• _À faire_:
a) Recopiez le passage du texte sur le plutonium de Cadarache depuis « L'ASN vient de » jusqu'à « comporte 7 niveaux). » inclus.
b) Indiquez si chacune des affirmations suivantes concorde avec le texte sur le plutonium de Cadarache, en répondant par oui ou par non et en citant textuellement les mots qui en décident : (i) l'ASN a été avertie de l'« oubli » immédiatement ; (ii) l'atelier en cours de démantèlement produisait du combustible Mox ; (iii) l'incident est classé au niveau 2 d'une échelle qui compte 7 niveaux.
====== Texte à lire
Le Commissariat à l'Energie Atomique (CEA) et Areva ont dissimulé entre 14 et 31 kilos de plutonium au sein d'enceintes de confinement d'un atelier en cours de démantèlement. Ils ont mis 5 mois à avertir l'Autorité de Sûreté Nucléaire (ASN) de cet "oubli".
L'ASN vient de dresser un procès verbal et de suspendre les opérations de démantèlement d'un Atelier de Technologie du Plutonium (ATPu) à Cadarache, qui produisait du combustible Mox pour des réacteurs nucléaires.
L'incident est considérable et classé au niveau 2 de l'échelle de gravité des événements nucléaires (qui comporte 7 niveaux).
Le CEA a informé l'ASN de la "sous-évaluation des dépôts de plutonium" dans des accès aux enceintes de confinement de l’installation.
============
====== Données extraites
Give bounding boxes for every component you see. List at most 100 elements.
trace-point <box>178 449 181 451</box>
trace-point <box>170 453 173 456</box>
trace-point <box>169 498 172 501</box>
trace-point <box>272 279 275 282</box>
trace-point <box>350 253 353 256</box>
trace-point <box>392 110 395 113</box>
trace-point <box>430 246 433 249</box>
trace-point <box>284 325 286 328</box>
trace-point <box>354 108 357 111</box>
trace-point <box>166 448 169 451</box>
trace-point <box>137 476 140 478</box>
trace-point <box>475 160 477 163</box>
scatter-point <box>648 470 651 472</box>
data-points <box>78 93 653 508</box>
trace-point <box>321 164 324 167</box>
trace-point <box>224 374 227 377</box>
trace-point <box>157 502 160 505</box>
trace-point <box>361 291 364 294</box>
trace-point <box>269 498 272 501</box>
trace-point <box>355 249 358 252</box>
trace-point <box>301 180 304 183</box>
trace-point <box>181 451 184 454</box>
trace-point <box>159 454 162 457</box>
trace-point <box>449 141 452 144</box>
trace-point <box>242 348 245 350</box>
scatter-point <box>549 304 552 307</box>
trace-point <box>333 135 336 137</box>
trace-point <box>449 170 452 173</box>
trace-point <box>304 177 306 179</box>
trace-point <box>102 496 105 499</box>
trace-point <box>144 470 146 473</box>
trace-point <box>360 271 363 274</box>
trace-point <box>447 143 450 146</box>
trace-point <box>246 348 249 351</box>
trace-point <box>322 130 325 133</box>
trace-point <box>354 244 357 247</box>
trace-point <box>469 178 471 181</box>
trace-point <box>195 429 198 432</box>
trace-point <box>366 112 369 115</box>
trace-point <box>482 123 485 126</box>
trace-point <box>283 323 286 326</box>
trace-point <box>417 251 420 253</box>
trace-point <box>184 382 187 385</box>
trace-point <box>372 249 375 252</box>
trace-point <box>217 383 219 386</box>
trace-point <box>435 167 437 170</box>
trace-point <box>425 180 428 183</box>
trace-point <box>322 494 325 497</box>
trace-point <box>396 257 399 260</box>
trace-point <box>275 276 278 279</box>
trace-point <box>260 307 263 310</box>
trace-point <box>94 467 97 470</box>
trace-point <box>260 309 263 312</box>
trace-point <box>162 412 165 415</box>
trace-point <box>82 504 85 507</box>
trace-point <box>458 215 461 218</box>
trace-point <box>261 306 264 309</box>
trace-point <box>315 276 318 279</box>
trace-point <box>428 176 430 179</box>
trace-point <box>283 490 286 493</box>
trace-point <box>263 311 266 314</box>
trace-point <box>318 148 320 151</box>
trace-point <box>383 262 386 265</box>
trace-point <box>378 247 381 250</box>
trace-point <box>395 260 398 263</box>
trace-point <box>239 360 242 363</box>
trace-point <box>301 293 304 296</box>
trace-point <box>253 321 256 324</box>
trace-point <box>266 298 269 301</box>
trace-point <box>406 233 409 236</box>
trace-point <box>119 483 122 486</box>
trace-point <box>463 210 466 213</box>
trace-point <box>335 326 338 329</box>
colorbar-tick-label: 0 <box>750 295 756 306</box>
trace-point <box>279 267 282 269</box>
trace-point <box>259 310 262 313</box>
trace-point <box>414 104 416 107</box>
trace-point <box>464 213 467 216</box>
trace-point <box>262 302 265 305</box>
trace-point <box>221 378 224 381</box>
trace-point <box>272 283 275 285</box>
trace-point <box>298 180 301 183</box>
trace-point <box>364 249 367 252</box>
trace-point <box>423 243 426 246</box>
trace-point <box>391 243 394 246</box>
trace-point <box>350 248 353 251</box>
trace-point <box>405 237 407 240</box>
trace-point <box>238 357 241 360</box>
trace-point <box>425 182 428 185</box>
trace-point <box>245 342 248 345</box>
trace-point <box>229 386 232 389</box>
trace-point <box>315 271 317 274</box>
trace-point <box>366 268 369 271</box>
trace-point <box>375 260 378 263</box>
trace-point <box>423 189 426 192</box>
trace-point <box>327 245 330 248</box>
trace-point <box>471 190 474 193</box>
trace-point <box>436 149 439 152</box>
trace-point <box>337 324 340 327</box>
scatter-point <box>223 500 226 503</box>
============
• _Corrigé de l'exercice_:
a)
L'ASN vient de dresser un procès verbal et de suspendre les opérations de démantèlement d'un Atelier de Technologie du Plutonium (ATPu) à Cadarache, qui produisait du combustible Mox pour des réacteurs nucléaires.
L'incident est considérable et classé au niveau 2 de l'échelle de gravité des événements nucléaires (qui comporte 7 niveaux).

b)
(i) Non : « Ils ont mis 5 mois à avertir l'Autorité de Sûreté Nucléaire (ASN) de cet "oubli". »
(ii) Oui : « qui produisait du combustible Mox pour des réacteurs nucléaires ».
(iii) Oui : « classé au niveau 2 de l'échelle de gravité des événements nucléaires (qui comporte 7 niveaux) ».